» PROBLEM: Reproduce the listing below in its entirety. Change nothing.

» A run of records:
'''

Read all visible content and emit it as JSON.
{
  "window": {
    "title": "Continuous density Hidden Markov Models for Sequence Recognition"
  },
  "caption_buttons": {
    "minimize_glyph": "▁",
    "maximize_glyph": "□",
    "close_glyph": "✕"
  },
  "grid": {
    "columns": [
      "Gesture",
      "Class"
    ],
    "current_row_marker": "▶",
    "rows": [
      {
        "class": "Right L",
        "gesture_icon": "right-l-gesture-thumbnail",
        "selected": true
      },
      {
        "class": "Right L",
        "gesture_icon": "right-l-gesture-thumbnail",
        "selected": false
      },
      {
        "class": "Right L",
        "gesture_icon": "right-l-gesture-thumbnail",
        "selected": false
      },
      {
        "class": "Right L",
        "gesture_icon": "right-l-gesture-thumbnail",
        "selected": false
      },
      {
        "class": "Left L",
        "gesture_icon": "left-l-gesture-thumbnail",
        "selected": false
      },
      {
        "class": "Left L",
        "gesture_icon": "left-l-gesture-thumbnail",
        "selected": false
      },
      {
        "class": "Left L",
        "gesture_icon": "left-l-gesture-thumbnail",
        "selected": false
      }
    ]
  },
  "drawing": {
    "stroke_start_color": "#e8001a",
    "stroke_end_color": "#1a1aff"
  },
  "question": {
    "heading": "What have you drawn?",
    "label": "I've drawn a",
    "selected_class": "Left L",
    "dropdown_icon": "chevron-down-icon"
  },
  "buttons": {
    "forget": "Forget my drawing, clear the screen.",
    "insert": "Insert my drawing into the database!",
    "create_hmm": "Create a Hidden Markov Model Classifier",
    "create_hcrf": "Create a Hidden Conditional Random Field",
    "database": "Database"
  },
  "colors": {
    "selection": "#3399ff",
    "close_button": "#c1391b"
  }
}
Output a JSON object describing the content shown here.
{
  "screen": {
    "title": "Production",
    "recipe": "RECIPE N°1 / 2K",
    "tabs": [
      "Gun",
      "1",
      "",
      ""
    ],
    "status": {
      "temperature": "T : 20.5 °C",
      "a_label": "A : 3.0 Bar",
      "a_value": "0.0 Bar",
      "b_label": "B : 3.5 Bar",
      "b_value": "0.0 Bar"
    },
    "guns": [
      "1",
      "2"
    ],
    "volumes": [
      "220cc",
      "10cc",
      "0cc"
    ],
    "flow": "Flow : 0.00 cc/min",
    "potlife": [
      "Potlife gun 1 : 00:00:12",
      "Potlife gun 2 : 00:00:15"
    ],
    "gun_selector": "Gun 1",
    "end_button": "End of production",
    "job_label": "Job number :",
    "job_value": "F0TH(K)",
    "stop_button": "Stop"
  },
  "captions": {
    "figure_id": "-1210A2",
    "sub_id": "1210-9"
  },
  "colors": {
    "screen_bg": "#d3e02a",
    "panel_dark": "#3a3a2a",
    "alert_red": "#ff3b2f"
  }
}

'''

» COMPLETE OUTPUT:
Read all visible content and emit it as JSON.
{
  "window": {
    "title": "Continuous density Hidden Markov Models for Sequence Recognition"
  },
  "caption_buttons": {
    "minimize_glyph": "▁",
    "maximize_glyph": "□",
    "close_glyph": "✕"
  },
  "grid": {
    "columns": [
      "Gesture",
      "Class"
    ],
    "current_row_marker": "▶",
    "rows": [
      {
        "class": "Right L",
        "gesture_icon": "right-l-gesture-thumbnail",
        "selected": true
      },
      {
        "class": "Right L",
        "gesture_icon": "right-l-gesture-thumbnail",
        "selected": false
      },
      {
        "class": "Right L",
        "gesture_icon": "right-l-gesture-thumbnail",
        "selected": false
      },
      {
        "class": "Right L",
        "gesture_icon": "right-l-gesture-thumbnail",
        "selected": false
      },
      {
        "class": "Left L",
        "gesture_icon": "left-l-gesture-thumbnail",
        "selected": false
      },
      {
        "class": "Left L",
        "gesture_icon": "left-l-gesture-thumbnail",
        "selected": false
      },
      {
        "class": "Left L",
        "gesture_icon": "left-l-gesture-thumbnail",
        "selected": false
      }
    ]
  },
  "drawing": {
    "stroke_start_color": "#e8001a",
    "stroke_end_color": "#1a1aff"
  },
  "question": {
    "heading": "What have you drawn?",
    "label": "I've drawn a",
    "selected_class": "Left L",
    "dropdown_icon": "chevron-down-icon"
  },
  "buttons": {
    "forget": "Forget my drawing, clear the screen.",
    "insert": "Insert my drawing into the database!",
    "create_hmm": "Create a Hidden Markov Model Classifier",
    "create_hcrf": "Create a Hidden Conditional Random Field",
    "database": "Database"
  },
  "colors": {
    "selection": "#3399ff",
    "close_button": "#c1391b"
  }
}
Output a JSON object describing the content shown here.
{
  "screen": {
    "title": "Production",
    "recipe": "RECIPE N°1 / 2K",
    "tabs": [
      "Gun",
      "1",
      "",
      ""
    ],
    "status": {
      "temperature": "T : 20.5 °C",
      "a_label": "A : 3.0 Bar",
      "a_value": "0.0 Bar",
      "b_label": "B : 3.5 Bar",
      "b_value": "0.0 Bar"
    },
    "guns": [
      "1",
      "2"
    ],
    "volumes": [
      "220cc",
      "10cc",
      "0cc"
    ],
    "flow": "Flow : 0.00 cc/min",
    "potlife": [
      "Potlife gun 1 : 00:00:12",
      "Potlife gun 2 : 00:00:15"
    ],
    "gun_selector": "Gun 1",
    "end_button": "End of production",
    "job_label": "Job number :",
    "job_value": "F0TH(K)",
    "stop_button": "Stop"
  },
  "captions": {
    "figure_id": "-1210A2",
    "sub_id": "1210-9"
  },
  "colors": {
    "screen_bg": "#d3e02a",
    "panel_dark": "#3a3a2a",
    "alert_red": "#ff3b2f"
  }
}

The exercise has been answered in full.